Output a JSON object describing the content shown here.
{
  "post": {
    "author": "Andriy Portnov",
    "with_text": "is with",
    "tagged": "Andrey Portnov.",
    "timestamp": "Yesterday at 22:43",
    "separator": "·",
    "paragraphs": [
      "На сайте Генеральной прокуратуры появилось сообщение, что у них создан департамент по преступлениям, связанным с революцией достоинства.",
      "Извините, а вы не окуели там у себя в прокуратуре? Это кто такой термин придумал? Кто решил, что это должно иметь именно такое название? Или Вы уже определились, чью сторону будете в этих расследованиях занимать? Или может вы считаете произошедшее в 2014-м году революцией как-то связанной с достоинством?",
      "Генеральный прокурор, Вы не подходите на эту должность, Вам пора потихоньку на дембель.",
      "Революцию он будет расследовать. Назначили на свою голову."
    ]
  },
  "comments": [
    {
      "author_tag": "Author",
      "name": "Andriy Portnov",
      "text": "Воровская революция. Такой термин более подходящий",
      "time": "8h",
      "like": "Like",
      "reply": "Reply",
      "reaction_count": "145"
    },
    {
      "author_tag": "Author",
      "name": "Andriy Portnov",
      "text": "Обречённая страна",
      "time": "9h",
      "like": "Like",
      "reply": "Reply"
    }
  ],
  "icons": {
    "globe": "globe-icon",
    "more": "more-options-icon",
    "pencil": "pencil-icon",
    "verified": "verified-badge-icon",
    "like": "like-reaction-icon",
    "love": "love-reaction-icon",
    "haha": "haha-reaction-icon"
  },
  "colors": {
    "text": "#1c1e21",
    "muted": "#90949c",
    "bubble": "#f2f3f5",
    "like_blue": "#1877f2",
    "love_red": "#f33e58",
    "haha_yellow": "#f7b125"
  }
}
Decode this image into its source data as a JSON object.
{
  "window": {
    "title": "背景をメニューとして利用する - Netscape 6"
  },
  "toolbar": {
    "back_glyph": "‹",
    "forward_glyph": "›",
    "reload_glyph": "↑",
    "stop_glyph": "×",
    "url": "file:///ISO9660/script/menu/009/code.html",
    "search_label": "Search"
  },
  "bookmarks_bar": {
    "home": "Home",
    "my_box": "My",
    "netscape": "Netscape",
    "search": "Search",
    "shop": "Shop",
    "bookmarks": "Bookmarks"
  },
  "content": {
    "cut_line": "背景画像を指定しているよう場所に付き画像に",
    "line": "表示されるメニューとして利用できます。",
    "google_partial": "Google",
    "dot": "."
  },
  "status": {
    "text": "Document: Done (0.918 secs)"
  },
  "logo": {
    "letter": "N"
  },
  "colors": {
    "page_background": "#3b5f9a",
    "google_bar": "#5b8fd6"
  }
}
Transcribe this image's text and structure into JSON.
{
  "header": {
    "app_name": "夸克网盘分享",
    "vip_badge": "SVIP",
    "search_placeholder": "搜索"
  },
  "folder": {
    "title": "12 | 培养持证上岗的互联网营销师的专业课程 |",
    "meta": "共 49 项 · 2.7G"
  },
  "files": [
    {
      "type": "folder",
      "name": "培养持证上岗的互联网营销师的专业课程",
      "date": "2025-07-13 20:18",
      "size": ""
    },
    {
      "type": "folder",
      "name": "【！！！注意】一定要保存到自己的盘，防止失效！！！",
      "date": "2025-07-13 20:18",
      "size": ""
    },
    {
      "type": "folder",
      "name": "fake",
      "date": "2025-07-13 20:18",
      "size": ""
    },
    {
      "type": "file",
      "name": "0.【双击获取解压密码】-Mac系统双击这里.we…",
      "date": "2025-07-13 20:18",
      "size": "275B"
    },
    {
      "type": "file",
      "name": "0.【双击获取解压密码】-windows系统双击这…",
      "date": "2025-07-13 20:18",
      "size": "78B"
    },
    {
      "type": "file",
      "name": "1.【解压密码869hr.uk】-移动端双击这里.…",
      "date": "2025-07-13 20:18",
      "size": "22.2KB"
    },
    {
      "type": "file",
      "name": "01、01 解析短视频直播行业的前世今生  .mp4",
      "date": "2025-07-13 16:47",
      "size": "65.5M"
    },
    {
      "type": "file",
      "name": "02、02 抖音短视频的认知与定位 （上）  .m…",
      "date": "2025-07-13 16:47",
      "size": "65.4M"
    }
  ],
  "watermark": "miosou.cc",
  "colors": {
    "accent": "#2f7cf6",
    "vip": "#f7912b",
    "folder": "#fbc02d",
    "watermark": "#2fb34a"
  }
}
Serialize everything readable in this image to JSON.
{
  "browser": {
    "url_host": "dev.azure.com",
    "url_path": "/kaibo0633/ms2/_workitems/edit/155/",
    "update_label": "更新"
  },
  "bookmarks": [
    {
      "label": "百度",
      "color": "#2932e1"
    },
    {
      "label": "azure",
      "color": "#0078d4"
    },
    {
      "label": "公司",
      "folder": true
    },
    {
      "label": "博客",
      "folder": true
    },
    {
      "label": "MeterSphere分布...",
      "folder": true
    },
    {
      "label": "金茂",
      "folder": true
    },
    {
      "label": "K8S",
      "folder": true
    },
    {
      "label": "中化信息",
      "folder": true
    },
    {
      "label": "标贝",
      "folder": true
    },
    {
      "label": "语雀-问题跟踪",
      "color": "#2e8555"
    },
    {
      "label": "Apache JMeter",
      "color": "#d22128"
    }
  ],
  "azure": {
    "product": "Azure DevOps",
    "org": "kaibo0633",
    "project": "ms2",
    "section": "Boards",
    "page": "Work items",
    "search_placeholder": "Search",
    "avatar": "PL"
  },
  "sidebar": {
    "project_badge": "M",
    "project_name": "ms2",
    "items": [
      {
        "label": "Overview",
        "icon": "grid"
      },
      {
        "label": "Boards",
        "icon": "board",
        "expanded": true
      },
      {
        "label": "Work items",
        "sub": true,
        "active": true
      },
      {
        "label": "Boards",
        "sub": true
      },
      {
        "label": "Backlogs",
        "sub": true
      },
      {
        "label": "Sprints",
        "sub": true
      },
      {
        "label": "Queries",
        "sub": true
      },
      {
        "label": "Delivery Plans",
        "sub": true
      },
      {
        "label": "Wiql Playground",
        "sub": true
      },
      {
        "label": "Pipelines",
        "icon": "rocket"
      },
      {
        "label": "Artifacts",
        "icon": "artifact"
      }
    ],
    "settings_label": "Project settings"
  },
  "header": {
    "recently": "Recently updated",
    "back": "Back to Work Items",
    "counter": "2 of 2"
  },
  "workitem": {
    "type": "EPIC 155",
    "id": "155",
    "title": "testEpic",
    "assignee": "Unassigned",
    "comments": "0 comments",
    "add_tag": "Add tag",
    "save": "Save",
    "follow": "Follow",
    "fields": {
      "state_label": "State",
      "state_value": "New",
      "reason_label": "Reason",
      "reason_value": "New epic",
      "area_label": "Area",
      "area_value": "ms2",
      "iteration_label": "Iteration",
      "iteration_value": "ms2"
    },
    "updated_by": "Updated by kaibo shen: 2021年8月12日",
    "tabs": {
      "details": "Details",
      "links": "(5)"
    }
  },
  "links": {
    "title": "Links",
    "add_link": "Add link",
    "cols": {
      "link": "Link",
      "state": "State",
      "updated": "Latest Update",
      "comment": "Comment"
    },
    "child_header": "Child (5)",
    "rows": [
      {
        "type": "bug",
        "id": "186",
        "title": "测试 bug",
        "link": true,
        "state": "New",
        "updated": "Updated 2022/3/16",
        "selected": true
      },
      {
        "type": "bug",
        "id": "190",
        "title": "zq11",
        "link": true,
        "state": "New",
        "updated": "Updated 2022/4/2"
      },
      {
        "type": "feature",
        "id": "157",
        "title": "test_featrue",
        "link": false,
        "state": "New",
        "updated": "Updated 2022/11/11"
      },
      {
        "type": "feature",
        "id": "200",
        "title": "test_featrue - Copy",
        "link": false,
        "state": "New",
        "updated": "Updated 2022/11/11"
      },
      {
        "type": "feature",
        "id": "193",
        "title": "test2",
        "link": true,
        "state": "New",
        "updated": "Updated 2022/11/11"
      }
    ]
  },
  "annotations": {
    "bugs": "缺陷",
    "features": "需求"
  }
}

########

Which lines contain the word "title"? Return each of them.

    "title": "背景をメニューとして利用する - Netscape 6"
    "title": "12 | 培养持证上岗的互联网营销师的专业课程 |",
    "title": "testEpic",
    "title": "Links",
        "title": "测试 bug",
        "title": "zq11",
        "title": "test_featrue",
        "title": "test_featrue - Copy",
        "title": "test2",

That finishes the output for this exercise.